The problem:
Work out how many lines below contain the word "individual". Only the number is wanted.

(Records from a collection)
---*---
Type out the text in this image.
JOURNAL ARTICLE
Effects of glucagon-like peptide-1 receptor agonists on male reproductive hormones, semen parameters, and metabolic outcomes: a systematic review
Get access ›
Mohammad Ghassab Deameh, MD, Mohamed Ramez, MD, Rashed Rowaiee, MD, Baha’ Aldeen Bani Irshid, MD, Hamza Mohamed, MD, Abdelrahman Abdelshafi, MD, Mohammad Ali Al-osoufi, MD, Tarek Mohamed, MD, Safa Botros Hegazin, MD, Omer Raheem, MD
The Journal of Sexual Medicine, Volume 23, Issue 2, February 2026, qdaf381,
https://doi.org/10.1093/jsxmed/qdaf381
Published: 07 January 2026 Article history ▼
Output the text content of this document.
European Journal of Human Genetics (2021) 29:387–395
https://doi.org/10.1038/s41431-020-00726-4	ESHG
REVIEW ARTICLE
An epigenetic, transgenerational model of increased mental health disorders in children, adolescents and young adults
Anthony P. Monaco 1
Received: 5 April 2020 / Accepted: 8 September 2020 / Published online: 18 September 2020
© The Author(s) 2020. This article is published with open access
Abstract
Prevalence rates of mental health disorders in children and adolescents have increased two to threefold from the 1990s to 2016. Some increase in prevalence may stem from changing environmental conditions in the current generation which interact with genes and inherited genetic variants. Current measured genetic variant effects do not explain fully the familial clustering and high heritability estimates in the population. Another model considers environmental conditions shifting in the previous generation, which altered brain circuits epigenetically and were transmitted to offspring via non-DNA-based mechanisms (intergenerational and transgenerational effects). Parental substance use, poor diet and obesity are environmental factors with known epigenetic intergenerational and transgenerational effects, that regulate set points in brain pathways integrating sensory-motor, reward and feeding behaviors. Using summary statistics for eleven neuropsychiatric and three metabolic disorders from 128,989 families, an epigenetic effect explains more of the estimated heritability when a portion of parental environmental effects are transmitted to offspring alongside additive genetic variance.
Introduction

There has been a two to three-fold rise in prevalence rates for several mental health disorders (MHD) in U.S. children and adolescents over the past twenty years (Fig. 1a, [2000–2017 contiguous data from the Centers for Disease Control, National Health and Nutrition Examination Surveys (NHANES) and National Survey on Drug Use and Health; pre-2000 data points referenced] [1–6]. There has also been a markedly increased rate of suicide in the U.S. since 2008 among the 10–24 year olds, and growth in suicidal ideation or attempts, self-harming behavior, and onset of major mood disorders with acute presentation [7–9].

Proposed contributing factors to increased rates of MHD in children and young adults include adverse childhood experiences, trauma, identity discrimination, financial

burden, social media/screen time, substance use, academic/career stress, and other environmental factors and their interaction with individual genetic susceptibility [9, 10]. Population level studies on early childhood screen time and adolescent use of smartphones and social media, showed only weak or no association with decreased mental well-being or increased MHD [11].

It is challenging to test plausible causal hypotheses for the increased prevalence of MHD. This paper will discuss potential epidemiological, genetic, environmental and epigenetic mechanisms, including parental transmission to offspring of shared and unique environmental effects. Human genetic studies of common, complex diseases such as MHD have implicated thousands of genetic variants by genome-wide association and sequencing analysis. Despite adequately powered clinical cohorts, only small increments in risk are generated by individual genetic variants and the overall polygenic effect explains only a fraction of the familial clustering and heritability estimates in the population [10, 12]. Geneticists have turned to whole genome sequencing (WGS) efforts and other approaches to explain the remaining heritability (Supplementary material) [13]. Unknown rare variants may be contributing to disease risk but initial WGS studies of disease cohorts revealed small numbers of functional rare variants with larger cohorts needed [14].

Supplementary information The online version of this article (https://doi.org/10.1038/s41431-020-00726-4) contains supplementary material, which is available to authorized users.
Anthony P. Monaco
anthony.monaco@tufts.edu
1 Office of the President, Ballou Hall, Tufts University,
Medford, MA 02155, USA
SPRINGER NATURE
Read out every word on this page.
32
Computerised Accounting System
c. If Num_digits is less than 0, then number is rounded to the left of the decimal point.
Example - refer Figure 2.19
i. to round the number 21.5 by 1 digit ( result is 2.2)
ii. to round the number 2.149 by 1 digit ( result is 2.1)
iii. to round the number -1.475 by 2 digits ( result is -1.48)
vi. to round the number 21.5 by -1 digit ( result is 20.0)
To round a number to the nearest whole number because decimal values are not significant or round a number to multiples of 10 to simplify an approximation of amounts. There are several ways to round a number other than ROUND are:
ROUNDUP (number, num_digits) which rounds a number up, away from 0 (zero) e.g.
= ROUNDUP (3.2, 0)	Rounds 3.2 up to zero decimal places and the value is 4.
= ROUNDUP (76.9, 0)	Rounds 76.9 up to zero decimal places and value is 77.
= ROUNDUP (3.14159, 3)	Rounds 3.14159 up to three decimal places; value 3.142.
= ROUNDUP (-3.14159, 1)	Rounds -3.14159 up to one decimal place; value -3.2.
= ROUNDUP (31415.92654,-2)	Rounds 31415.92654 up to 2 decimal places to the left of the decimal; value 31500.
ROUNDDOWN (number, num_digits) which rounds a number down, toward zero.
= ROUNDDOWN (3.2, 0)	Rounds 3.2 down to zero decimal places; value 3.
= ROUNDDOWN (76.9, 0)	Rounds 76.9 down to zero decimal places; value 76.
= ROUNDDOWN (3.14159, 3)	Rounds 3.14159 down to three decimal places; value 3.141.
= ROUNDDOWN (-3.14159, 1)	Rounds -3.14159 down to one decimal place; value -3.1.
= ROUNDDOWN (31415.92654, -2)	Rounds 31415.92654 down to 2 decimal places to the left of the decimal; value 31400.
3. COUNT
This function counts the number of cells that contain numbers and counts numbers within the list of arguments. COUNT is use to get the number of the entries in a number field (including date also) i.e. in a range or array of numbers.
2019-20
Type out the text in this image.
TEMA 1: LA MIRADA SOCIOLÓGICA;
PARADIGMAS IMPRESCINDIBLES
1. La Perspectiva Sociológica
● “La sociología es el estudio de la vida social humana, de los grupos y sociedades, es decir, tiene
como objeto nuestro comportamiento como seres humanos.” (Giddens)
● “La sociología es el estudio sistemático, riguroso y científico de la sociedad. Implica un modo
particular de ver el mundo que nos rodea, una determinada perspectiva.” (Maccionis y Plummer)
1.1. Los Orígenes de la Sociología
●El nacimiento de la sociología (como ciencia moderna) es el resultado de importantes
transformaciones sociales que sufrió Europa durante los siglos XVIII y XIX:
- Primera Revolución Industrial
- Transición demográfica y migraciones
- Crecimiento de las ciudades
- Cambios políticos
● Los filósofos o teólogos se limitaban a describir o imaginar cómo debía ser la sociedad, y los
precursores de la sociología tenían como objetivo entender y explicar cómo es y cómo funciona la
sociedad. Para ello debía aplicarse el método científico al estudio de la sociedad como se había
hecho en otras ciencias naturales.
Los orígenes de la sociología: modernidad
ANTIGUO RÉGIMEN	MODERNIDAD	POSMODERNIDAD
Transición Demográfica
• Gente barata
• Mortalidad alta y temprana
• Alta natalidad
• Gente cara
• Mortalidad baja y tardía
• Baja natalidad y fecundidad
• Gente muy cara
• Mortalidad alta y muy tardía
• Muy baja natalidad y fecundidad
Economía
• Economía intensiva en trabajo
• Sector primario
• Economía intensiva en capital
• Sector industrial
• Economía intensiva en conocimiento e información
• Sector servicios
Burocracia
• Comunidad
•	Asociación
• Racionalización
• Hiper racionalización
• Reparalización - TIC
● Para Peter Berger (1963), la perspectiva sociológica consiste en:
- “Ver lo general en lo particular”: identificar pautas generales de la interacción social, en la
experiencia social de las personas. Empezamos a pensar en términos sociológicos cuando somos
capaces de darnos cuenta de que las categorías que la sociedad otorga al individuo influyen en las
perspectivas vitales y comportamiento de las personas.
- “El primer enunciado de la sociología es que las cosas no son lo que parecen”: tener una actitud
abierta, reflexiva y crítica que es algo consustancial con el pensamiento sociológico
---*---
Response to this exercise:
2